[Element box annotations]
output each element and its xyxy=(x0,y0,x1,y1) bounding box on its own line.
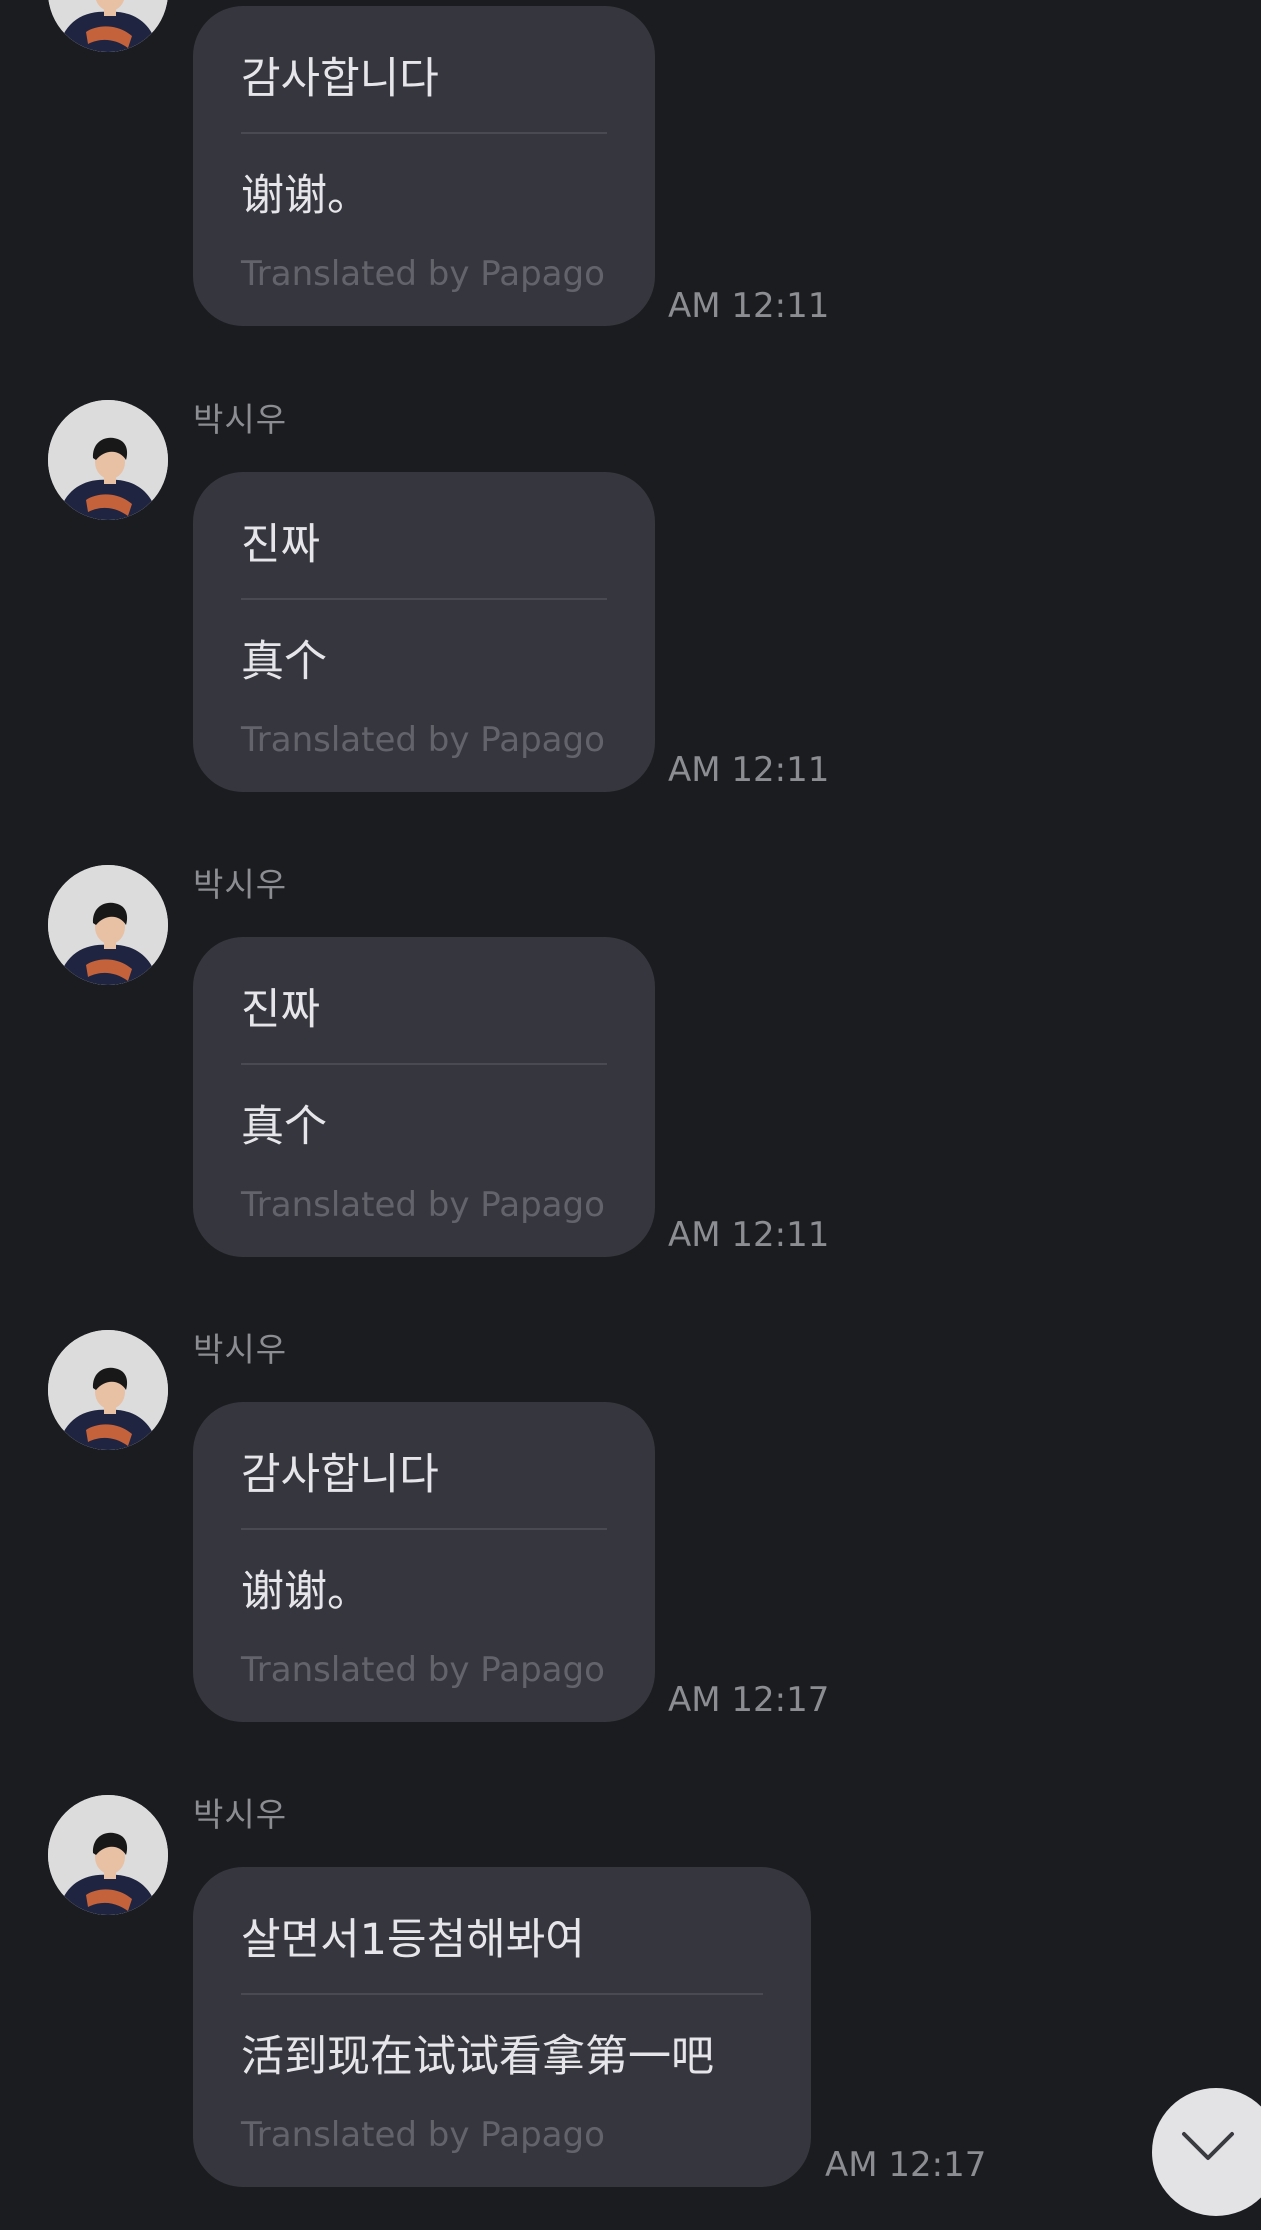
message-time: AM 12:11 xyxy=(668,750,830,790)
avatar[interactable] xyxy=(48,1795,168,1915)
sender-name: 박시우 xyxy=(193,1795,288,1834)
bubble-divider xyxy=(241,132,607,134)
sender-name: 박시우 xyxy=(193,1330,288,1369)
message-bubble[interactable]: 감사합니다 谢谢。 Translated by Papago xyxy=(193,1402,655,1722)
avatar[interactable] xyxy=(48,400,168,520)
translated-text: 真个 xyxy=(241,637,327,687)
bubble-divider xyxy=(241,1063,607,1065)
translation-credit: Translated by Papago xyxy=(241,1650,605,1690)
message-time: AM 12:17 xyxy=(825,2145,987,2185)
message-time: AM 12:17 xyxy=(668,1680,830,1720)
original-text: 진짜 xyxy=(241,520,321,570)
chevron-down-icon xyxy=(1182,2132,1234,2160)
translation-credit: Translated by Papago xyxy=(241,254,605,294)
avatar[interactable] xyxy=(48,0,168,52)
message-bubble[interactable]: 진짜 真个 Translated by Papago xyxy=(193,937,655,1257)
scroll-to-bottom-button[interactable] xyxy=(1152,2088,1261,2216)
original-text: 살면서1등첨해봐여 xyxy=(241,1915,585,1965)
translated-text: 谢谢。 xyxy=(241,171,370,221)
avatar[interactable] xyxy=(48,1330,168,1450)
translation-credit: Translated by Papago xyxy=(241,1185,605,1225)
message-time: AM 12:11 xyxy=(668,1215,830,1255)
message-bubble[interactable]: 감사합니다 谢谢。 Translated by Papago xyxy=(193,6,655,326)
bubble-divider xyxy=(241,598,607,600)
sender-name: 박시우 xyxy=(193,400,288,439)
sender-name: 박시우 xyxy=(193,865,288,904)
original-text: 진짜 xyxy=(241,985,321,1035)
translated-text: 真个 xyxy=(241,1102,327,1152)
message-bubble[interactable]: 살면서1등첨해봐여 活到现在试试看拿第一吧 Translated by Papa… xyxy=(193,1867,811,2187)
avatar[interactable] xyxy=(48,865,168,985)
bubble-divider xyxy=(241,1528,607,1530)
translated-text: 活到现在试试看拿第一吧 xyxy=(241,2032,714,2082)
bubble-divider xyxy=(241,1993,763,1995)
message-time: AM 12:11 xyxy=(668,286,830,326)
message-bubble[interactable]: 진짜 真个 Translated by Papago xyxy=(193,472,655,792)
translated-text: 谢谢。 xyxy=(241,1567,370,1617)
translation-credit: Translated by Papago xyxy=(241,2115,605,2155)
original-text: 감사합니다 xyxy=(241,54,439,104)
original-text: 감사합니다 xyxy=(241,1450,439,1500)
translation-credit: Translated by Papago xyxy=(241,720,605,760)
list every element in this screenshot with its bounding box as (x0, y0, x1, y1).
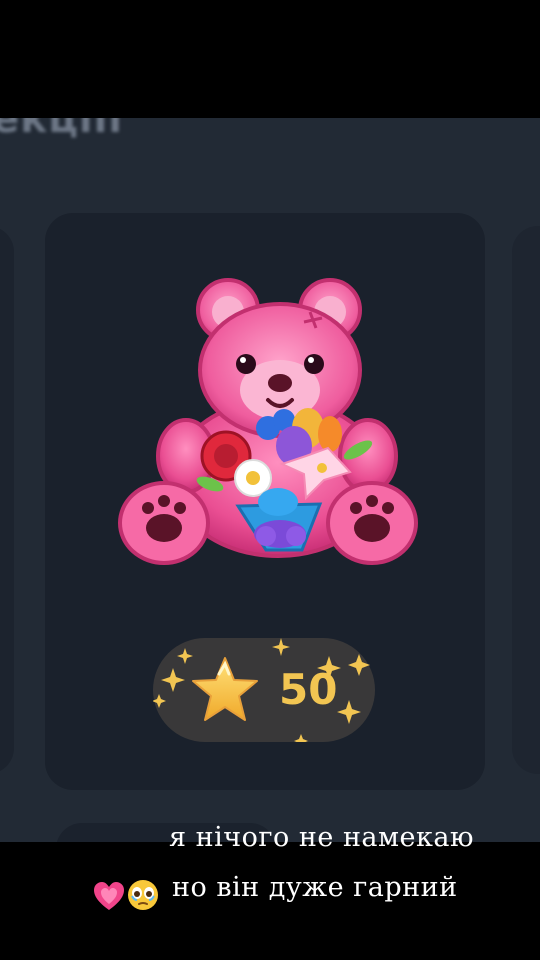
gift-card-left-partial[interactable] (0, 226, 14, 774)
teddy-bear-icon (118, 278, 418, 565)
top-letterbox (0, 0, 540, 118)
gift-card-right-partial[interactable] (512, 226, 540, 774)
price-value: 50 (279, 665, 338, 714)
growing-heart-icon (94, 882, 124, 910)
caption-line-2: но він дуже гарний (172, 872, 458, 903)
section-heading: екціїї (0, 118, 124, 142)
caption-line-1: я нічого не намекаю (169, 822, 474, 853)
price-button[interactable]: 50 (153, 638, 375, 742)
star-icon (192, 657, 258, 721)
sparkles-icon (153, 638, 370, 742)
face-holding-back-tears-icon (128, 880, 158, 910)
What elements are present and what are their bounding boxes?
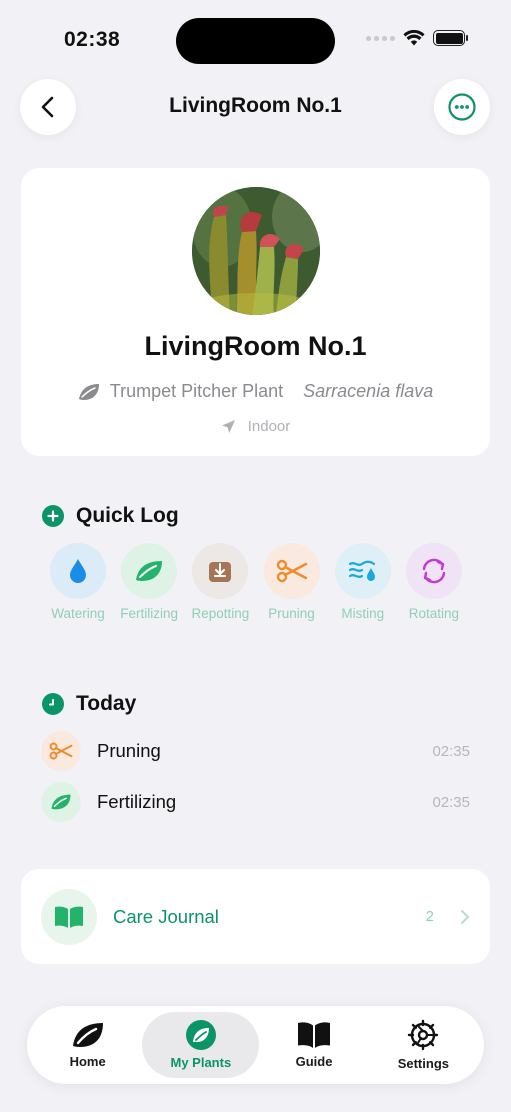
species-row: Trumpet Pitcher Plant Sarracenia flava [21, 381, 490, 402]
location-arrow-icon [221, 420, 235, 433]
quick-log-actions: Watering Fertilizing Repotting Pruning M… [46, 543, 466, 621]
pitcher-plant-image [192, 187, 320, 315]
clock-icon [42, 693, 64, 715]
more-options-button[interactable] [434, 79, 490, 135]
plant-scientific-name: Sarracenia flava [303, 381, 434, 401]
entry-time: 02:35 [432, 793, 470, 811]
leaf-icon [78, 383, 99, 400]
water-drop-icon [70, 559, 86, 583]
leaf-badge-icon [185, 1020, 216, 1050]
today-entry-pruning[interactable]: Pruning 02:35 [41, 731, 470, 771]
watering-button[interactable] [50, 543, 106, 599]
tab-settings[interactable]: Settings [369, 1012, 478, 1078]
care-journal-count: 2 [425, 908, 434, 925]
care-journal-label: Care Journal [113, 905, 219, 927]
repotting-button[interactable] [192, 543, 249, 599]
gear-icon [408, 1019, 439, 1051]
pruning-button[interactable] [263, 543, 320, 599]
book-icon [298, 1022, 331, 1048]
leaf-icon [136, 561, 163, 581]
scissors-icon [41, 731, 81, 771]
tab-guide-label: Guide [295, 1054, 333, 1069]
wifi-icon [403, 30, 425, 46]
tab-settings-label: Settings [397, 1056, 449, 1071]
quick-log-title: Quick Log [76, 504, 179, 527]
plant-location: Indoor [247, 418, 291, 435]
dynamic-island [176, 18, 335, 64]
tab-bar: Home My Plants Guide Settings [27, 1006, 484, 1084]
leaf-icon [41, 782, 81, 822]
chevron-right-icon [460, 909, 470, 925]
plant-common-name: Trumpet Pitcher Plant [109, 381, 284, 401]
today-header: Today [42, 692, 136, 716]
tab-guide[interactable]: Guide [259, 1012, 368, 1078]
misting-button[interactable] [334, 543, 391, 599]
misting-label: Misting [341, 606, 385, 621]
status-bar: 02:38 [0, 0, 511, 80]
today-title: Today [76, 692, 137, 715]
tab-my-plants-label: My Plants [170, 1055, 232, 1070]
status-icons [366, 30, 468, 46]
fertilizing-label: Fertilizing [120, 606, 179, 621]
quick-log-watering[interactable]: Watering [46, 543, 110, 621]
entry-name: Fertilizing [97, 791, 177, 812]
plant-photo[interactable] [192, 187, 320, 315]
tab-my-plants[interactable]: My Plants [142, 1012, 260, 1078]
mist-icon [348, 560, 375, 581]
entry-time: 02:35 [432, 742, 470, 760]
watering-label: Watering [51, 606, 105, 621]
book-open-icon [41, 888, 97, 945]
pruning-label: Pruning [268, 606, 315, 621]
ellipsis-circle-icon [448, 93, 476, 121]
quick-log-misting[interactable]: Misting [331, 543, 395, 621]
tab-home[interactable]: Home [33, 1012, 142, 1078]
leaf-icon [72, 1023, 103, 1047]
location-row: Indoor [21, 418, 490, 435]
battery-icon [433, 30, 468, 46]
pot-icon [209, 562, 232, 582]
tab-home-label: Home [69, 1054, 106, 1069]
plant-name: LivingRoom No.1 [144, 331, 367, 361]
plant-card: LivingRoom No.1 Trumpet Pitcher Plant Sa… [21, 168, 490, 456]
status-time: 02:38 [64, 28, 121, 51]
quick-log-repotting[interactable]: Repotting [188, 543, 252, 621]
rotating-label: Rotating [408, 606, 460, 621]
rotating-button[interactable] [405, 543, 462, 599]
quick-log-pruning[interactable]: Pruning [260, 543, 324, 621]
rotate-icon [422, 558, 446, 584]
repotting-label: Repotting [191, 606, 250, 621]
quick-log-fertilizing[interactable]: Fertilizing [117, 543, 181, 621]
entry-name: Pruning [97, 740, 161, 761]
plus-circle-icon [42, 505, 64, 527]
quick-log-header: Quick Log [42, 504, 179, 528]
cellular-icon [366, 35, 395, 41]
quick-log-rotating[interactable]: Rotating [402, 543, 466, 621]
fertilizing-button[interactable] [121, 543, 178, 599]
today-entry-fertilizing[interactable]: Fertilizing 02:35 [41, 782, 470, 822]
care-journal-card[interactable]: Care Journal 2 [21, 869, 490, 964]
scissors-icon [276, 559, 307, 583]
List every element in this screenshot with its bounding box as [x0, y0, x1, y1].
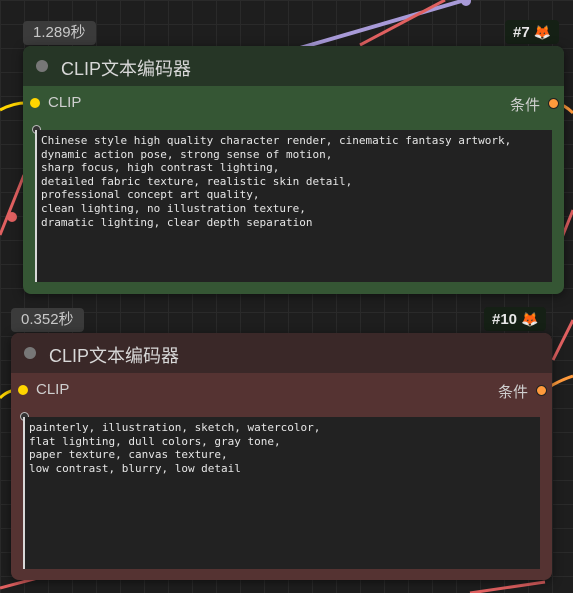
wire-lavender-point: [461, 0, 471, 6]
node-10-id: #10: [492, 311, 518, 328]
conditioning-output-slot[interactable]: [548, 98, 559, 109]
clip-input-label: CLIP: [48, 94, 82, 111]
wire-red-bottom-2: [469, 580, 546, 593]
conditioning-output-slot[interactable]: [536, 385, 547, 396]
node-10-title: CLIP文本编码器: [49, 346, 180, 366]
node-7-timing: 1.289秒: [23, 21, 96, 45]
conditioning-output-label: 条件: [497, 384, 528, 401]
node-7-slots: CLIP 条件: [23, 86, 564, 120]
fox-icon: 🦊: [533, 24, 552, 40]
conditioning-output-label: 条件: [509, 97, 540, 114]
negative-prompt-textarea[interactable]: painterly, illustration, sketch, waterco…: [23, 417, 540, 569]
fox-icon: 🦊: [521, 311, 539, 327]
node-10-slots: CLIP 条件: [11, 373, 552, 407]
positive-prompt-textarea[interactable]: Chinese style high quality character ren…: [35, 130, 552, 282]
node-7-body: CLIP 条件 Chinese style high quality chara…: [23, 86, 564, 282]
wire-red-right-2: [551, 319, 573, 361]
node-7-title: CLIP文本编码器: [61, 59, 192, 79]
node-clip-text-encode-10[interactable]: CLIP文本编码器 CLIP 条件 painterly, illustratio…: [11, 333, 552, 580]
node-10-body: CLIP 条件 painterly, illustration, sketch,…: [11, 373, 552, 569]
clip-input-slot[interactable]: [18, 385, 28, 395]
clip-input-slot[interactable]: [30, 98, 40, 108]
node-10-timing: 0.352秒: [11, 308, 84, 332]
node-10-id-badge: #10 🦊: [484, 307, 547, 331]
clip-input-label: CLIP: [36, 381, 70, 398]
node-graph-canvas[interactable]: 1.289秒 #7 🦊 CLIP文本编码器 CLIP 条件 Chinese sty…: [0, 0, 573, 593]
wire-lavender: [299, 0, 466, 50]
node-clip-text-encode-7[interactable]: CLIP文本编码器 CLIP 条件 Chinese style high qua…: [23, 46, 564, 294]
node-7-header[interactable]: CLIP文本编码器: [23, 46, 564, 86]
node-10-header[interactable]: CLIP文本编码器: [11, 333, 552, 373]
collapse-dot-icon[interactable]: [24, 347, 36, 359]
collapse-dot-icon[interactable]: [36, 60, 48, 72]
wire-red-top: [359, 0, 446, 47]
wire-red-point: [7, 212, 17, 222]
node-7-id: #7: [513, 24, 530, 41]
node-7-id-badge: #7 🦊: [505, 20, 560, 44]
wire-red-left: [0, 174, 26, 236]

(Work to complete)
Can you return, unchanged, everything in the material from the line containing "gift-card-left-partial[interactable] (0, 226, 14, 774)" down to the line containing "face-holding-back-tears-icon (128, 880, 158, 910)", including both of those lines?

(Completed exercise)
gift-card-left-partial[interactable] (0, 226, 14, 774)
teddy-bear-icon (118, 278, 418, 565)
top-letterbox (0, 0, 540, 118)
gift-card-right-partial[interactable] (512, 226, 540, 774)
price-value: 50 (279, 665, 338, 714)
growing-heart-icon (94, 882, 124, 910)
caption-line-2: но він дуже гарний (172, 872, 458, 903)
section-heading: екціїї (0, 118, 124, 142)
caption-line-1: я нічого не намекаю (169, 822, 474, 853)
price-button[interactable]: 50 (153, 638, 375, 742)
star-icon (192, 657, 258, 721)
sparkles-icon (153, 638, 370, 742)
face-holding-back-tears-icon (128, 880, 158, 910)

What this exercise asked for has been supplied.